(Dataset excerpts)
--- Begin ---

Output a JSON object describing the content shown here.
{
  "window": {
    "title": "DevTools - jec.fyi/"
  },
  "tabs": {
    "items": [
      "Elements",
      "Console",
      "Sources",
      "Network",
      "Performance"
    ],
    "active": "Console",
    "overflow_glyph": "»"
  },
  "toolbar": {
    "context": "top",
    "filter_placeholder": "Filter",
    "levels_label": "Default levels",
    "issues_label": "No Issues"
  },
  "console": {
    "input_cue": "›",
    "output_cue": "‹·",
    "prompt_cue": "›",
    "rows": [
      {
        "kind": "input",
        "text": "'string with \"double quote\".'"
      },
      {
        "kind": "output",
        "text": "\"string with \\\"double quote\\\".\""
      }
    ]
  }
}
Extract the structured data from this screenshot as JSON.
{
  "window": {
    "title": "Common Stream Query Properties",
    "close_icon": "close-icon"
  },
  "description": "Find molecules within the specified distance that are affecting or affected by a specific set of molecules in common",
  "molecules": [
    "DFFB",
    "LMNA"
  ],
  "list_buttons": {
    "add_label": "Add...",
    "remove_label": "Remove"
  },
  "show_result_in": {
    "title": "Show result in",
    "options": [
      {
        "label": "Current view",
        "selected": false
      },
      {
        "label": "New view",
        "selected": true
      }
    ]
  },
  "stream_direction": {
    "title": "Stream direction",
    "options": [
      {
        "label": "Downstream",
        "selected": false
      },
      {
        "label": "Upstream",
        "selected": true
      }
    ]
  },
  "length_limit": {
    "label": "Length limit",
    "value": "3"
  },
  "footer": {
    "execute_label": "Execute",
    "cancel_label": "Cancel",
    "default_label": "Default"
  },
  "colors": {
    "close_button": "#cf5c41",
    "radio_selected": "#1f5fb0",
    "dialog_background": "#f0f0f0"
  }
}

--- End ---

Where a line contains "quote", copy that line.

### CORRECT RESPONSE
        "text": "'string with \"double quote\".'"
        "text": "\"string with \\\"double quote\\\".\""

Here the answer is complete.